* Task to carry out
Go through the entries below and print each one exactly, leaving out pictures.

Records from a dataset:
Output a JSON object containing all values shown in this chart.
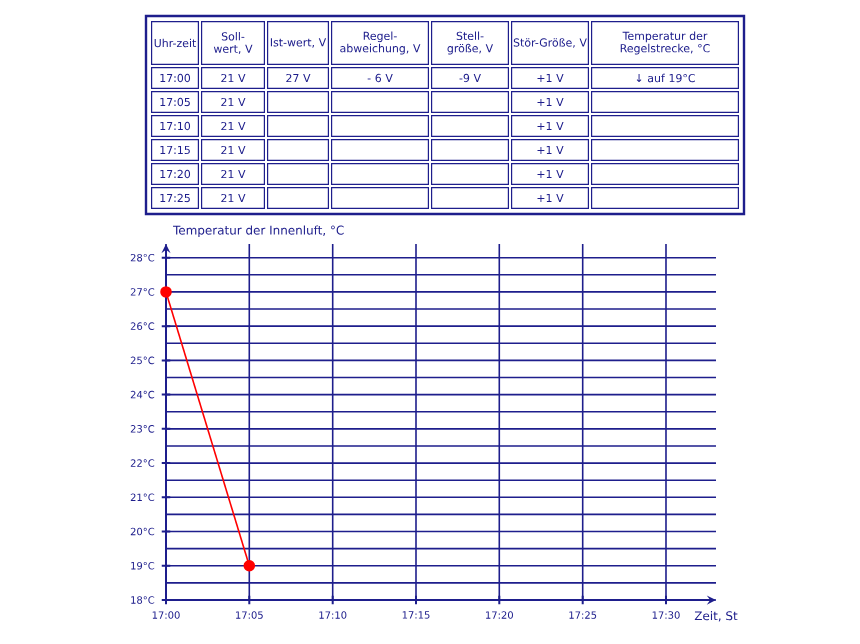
{
  "chart_data": {
    "type": "line",
    "ylabel": "Temperatur der Innenluft, °C",
    "xlabel": "Zeit, St",
    "x": [
      17,
      17.0833
    ],
    "series": [
      {
        "color": "#ff0000",
        "values": [
          27,
          19
        ]
      }
    ],
    "marker": "circle",
    "line_style": "solid",
    "grid": true,
    "xlim": [
      17,
      17.55
    ],
    "ylim": [
      18,
      28.4
    ],
    "xticks": [
      {
        "value": 17,
        "label": "17:00"
      },
      {
        "value": 17.0833,
        "label": "17:05"
      },
      {
        "value": 17.1667,
        "label": "17:10"
      },
      {
        "value": 17.25,
        "label": "17:15"
      },
      {
        "value": 17.3333,
        "label": "17:20"
      },
      {
        "value": 17.4167,
        "label": "17:25"
      },
      {
        "value": 17.5,
        "label": "17:30"
      }
    ],
    "yticks": [
      {
        "value": 18,
        "label": "18°C"
      },
      {
        "value": 19,
        "label": "19°C"
      },
      {
        "value": 20,
        "label": "20°C"
      },
      {
        "value": 21,
        "label": "21°C"
      },
      {
        "value": 22,
        "label": "22°C"
      },
      {
        "value": 23,
        "label": "23°C"
      },
      {
        "value": 24,
        "label": "24°C"
      },
      {
        "value": 25,
        "label": "25°C"
      },
      {
        "value": 26,
        "label": "26°C"
      },
      {
        "value": 27,
        "label": "27°C"
      },
      {
        "value": 28,
        "label": "28°C"
      }
    ],
    "annotations": [
      "Uhr-zeit",
      "Soll-wert, V",
      "Ist-wert, V",
      "Regel-abweichung, V",
      "Stell-größe, V",
      "Stör-Größe, V",
      "Temperatur der Regelstrecke, °C",
      "17:00",
      "21 V",
      "27 V",
      "- 6 V",
      "-9 V",
      "+1 V",
      "↓ auf 19°C",
      "17:05",
      "21 V",
      "+1 V",
      "17:10",
      "21 V",
      "+1 V",
      "17:15",
      "21 V",
      "+1 V",
      "17:20",
      "21 V",
      "+1 V",
      "17:25",
      "21 V",
      "+1 V"
    ]
  }
}
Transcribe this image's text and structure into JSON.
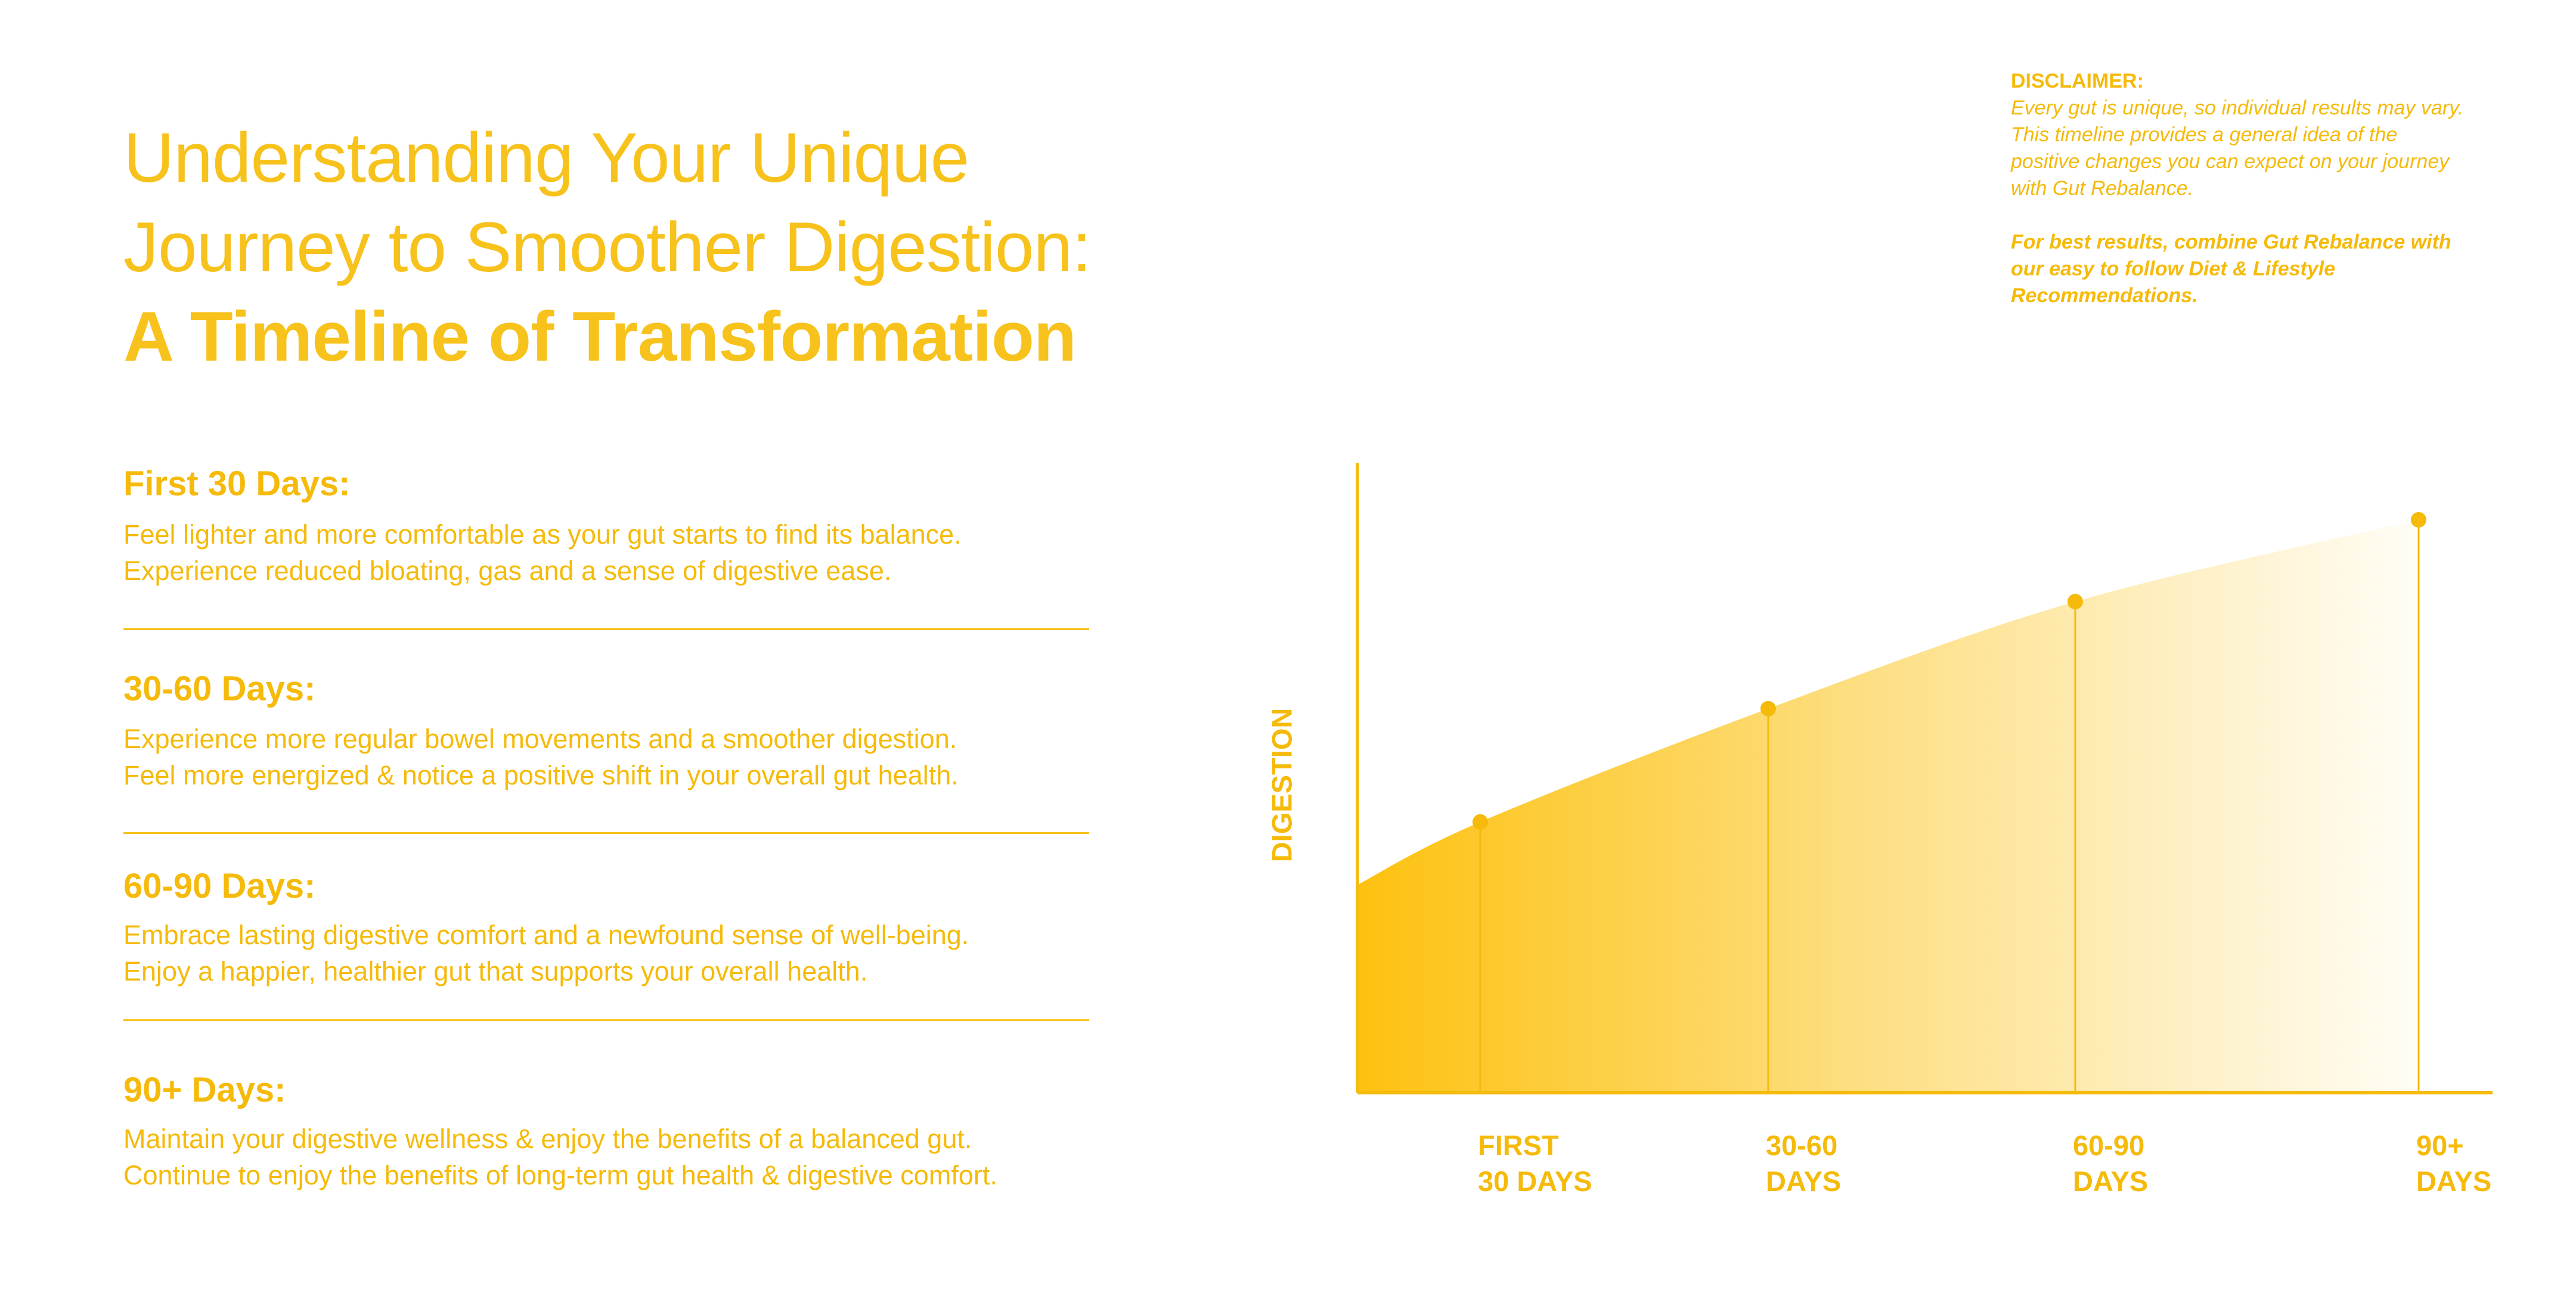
{
  "header": {
    "title_line1": "Understanding Your Unique",
    "title_line2": "Journey to Smoother Digestion:",
    "title_line3": "A Timeline of Transformation"
  },
  "disclaimer": {
    "heading": "DISCLAIMER:",
    "body": "Every gut is unique, so individual results may vary. This timeline provides a general idea of the positive changes you can expect on your journey with Gut Rebalance.",
    "emphasis": "For best results, combine Gut Rebalance with our easy to follow Diet & Lifestyle Recommendations."
  },
  "sections": [
    {
      "heading": "First 30 Days:",
      "lines": [
        "Feel lighter and more comfortable as your gut starts to find its balance.",
        "Experience reduced bloating, gas and a sense of digestive ease."
      ]
    },
    {
      "heading": "30-60 Days:",
      "lines": [
        "Experience more regular bowel movements and a smoother digestion.",
        "Feel more energized & notice a positive shift in your overall gut health."
      ]
    },
    {
      "heading": "60-90 Days:",
      "lines": [
        "Embrace lasting digestive comfort and a newfound sense of well-being.",
        "Enjoy a happier, healthier gut that supports your overall health."
      ]
    },
    {
      "heading": "90+ Days:",
      "lines": [
        "Maintain your digestive wellness & enjoy the benefits of a balanced gut.",
        "Continue to enjoy the benefits of long-term gut health & digestive comfort."
      ]
    }
  ],
  "colors": {
    "accent": "#F5BA0A",
    "fill_start": "#FDC10F",
    "fill_end": "#FFFDF6"
  },
  "chart_data": {
    "type": "area",
    "title": "",
    "xlabel": "",
    "ylabel": "DIGESTION",
    "categories": [
      {
        "line1": "FIRST",
        "line2": "30 DAYS"
      },
      {
        "line1": "30-60",
        "line2": "DAYS"
      },
      {
        "line1": "60-90",
        "line2": "DAYS"
      },
      {
        "line1": "90+",
        "line2": "DAYS"
      }
    ],
    "start_value": 33,
    "values": [
      43,
      61,
      78,
      91
    ],
    "ylim": [
      0,
      100
    ],
    "y_ticks": false,
    "grid": false,
    "legend": "none"
  }
}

* Exercise answer
Output a JSON object containing all values shown in this chart.
{
  "chart_data": {
    "type": "line",
    "ylabel": "Temperatur der Innenluft, °C",
    "xlabel": "Zeit, St",
    "x": [
      17,
      17.0833
    ],
    "series": [
      {
        "color": "#ff0000",
        "values": [
          27,
          19
        ]
      }
    ],
    "marker": "circle",
    "line_style": "solid",
    "grid": true,
    "xlim": [
      17,
      17.55
    ],
    "ylim": [
      18,
      28.4
    ],
    "xticks": [
      {
        "value": 17,
        "label": "17:00"
      },
      {
        "value": 17.0833,
        "label": "17:05"
      },
      {
        "value": 17.1667,
        "label": "17:10"
      },
      {
        "value": 17.25,
        "label": "17:15"
      },
      {
        "value": 17.3333,
        "label": "17:20"
      },
      {
        "value": 17.4167,
        "label": "17:25"
      },
      {
        "value": 17.5,
        "label": "17:30"
      }
    ],
    "yticks": [
      {
        "value": 18,
        "label": "18°C"
      },
      {
        "value": 19,
        "label": "19°C"
      },
      {
        "value": 20,
        "label": "20°C"
      },
      {
        "value": 21,
        "label": "21°C"
      },
      {
        "value": 22,
        "label": "22°C"
      },
      {
        "value": 23,
        "label": "23°C"
      },
      {
        "value": 24,
        "label": "24°C"
      },
      {
        "value": 25,
        "label": "25°C"
      },
      {
        "value": 26,
        "label": "26°C"
      },
      {
        "value": 27,
        "label": "27°C"
      },
      {
        "value": 28,
        "label": "28°C"
      }
    ],
    "annotations": [
      "Uhr-zeit",
      "Soll-wert, V",
      "Ist-wert, V",
      "Regel-abweichung, V",
      "Stell-größe, V",
      "Stör-Größe, V",
      "Temperatur der Regelstrecke, °C",
      "17:00",
      "21 V",
      "27 V",
      "- 6 V",
      "-9 V",
      "+1 V",
      "↓ auf 19°C",
      "17:05",
      "21 V",
      "+1 V",
      "17:10",
      "21 V",
      "+1 V",
      "17:15",
      "21 V",
      "+1 V",
      "17:20",
      "21 V",
      "+1 V",
      "17:25",
      "21 V",
      "+1 V"
    ]
  }
}
Transcribe this image's text and structure into JSON.
{
  "header": {
    "title_line1": "Understanding Your Unique",
    "title_line2": "Journey to Smoother Digestion:",
    "title_line3": "A Timeline of Transformation"
  },
  "disclaimer": {
    "heading": "DISCLAIMER:",
    "body": "Every gut is unique, so individual results may vary. This timeline provides a general idea of the positive changes you can expect on your journey with Gut Rebalance.",
    "emphasis": "For best results, combine Gut Rebalance with our easy to follow Diet & Lifestyle Recommendations."
  },
  "sections": [
    {
      "heading": "First 30 Days:",
      "lines": [
        "Feel lighter and more comfortable as your gut starts to find its balance.",
        "Experience reduced bloating, gas and a sense of digestive ease."
      ]
    },
    {
      "heading": "30-60 Days:",
      "lines": [
        "Experience more regular bowel movements and a smoother digestion.",
        "Feel more energized & notice a positive shift in your overall gut health."
      ]
    },
    {
      "heading": "60-90 Days:",
      "lines": [
        "Embrace lasting digestive comfort and a newfound sense of well-being.",
        "Enjoy a happier, healthier gut that supports your overall health."
      ]
    },
    {
      "heading": "90+ Days:",
      "lines": [
        "Maintain your digestive wellness & enjoy the benefits of a balanced gut.",
        "Continue to enjoy the benefits of long-term gut health & digestive comfort."
      ]
    }
  ],
  "colors": {
    "accent": "#F5BA0A",
    "fill_start": "#FDC10F",
    "fill_end": "#FFFDF6"
  },
  "chart_data": {
    "type": "area",
    "title": "",
    "xlabel": "",
    "ylabel": "DIGESTION",
    "categories": [
      {
        "line1": "FIRST",
        "line2": "30 DAYS"
      },
      {
        "line1": "30-60",
        "line2": "DAYS"
      },
      {
        "line1": "60-90",
        "line2": "DAYS"
      },
      {
        "line1": "90+",
        "line2": "DAYS"
      }
    ],
    "start_value": 33,
    "values": [
      43,
      61,
      78,
      91
    ],
    "ylim": [
      0,
      100
    ],
    "y_ticks": false,
    "grid": false,
    "legend": "none"
  }
}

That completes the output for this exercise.